GOAL OF THE EXERCISE :: Skip every image and restate the data word for word.

DATA LISTING ::
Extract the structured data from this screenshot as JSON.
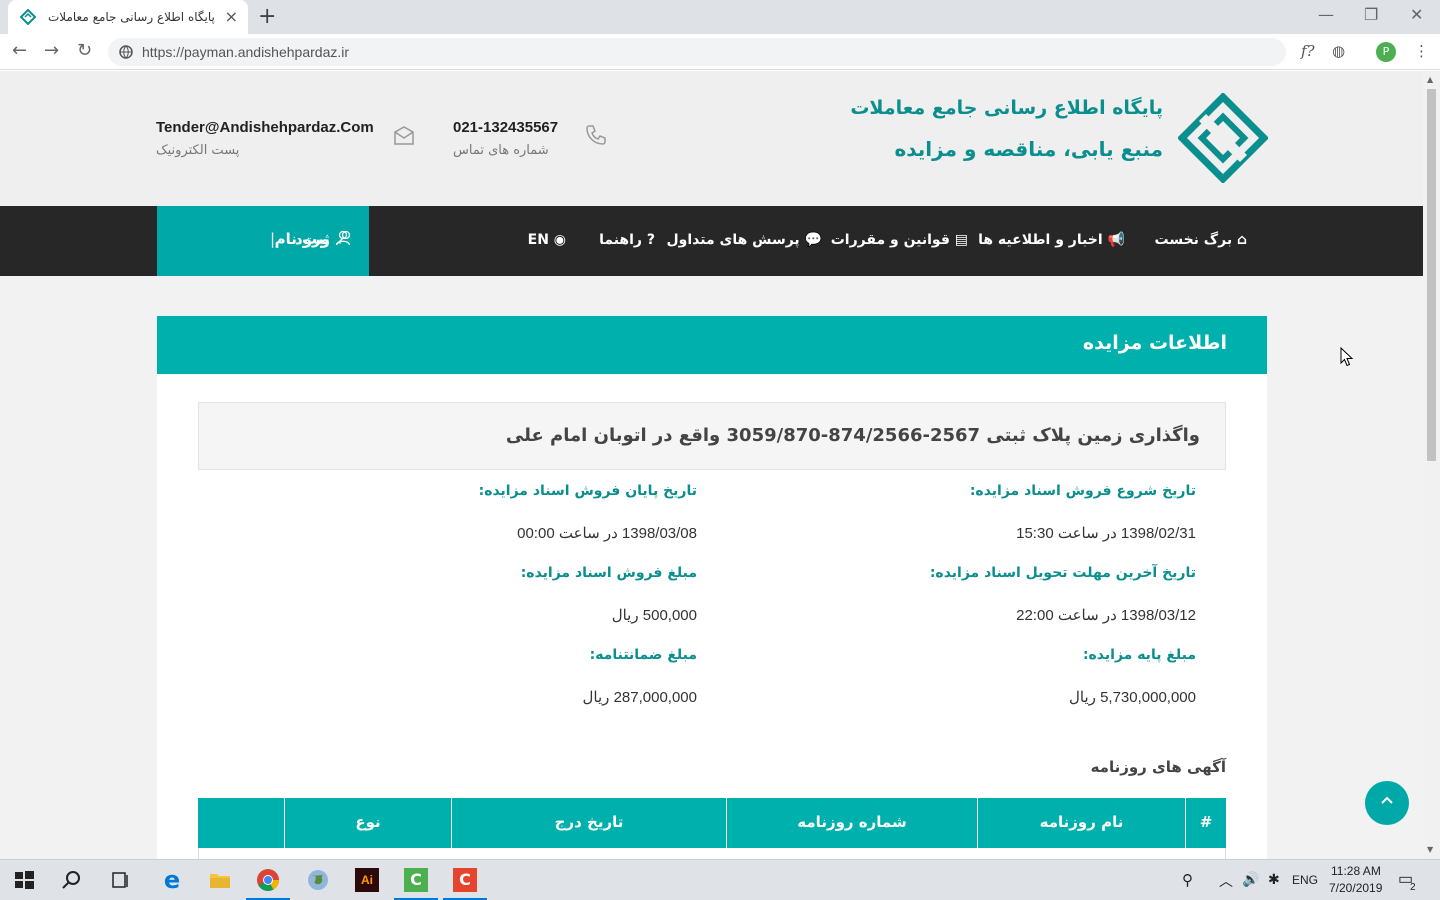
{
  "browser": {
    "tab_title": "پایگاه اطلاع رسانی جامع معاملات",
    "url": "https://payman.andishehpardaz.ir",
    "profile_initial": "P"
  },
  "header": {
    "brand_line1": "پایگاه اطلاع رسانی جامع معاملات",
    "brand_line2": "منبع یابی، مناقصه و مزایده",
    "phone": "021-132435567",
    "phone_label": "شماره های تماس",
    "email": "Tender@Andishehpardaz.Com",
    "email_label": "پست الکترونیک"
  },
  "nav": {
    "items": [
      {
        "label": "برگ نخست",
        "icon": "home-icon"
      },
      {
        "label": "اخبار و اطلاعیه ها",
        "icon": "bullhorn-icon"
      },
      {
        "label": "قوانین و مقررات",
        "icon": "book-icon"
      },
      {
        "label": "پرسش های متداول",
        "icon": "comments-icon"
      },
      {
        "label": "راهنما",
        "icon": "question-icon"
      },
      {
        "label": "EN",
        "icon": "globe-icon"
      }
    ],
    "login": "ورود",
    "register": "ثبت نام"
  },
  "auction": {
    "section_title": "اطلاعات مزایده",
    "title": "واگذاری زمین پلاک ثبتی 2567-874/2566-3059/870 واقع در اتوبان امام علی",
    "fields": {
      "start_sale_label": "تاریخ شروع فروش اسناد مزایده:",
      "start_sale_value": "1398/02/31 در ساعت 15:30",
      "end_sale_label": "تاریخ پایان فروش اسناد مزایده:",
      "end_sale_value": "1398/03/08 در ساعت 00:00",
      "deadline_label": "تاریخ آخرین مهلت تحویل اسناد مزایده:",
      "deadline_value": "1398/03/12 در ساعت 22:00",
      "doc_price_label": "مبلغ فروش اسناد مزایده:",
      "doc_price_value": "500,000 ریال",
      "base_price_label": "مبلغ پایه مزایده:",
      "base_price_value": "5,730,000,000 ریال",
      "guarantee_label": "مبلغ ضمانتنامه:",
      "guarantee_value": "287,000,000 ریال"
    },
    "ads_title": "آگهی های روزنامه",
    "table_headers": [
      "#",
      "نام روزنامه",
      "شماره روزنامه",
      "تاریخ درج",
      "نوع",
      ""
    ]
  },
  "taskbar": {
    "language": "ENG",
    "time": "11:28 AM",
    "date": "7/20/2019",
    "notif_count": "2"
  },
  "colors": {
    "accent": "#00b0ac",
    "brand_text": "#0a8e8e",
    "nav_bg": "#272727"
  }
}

RESULT OF THIS EXERCISE ::
Extract the structured data from this screenshot as JSON.
{
  "browser": {
    "tab_title": "پایگاه اطلاع رسانی جامع معاملات",
    "url": "https://payman.andishehpardaz.ir",
    "profile_initial": "P"
  },
  "header": {
    "brand_line1": "پایگاه اطلاع رسانی جامع معاملات",
    "brand_line2": "منبع یابی، مناقصه و مزایده",
    "phone": "021-132435567",
    "phone_label": "شماره های تماس",
    "email": "Tender@Andishehpardaz.Com",
    "email_label": "پست الکترونیک"
  },
  "nav": {
    "items": [
      {
        "label": "برگ نخست",
        "icon": "home-icon"
      },
      {
        "label": "اخبار و اطلاعیه ها",
        "icon": "bullhorn-icon"
      },
      {
        "label": "قوانین و مقررات",
        "icon": "book-icon"
      },
      {
        "label": "پرسش های متداول",
        "icon": "comments-icon"
      },
      {
        "label": "راهنما",
        "icon": "question-icon"
      },
      {
        "label": "EN",
        "icon": "globe-icon"
      }
    ],
    "login": "ورود",
    "register": "ثبت نام"
  },
  "auction": {
    "section_title": "اطلاعات مزایده",
    "title": "واگذاری زمین پلاک ثبتی 2567-874/2566-3059/870 واقع در اتوبان امام علی",
    "fields": {
      "start_sale_label": "تاریخ شروع فروش اسناد مزایده:",
      "start_sale_value": "1398/02/31 در ساعت 15:30",
      "end_sale_label": "تاریخ پایان فروش اسناد مزایده:",
      "end_sale_value": "1398/03/08 در ساعت 00:00",
      "deadline_label": "تاریخ آخرین مهلت تحویل اسناد مزایده:",
      "deadline_value": "1398/03/12 در ساعت 22:00",
      "doc_price_label": "مبلغ فروش اسناد مزایده:",
      "doc_price_value": "500,000 ریال",
      "base_price_label": "مبلغ پایه مزایده:",
      "base_price_value": "5,730,000,000 ریال",
      "guarantee_label": "مبلغ ضمانتنامه:",
      "guarantee_value": "287,000,000 ریال"
    },
    "ads_title": "آگهی های روزنامه",
    "table_headers": [
      "#",
      "نام روزنامه",
      "شماره روزنامه",
      "تاریخ درج",
      "نوع",
      ""
    ]
  },
  "taskbar": {
    "language": "ENG",
    "time": "11:28 AM",
    "date": "7/20/2019",
    "notif_count": "2"
  },
  "colors": {
    "accent": "#00b0ac",
    "brand_text": "#0a8e8e",
    "nav_bg": "#272727"
  }
}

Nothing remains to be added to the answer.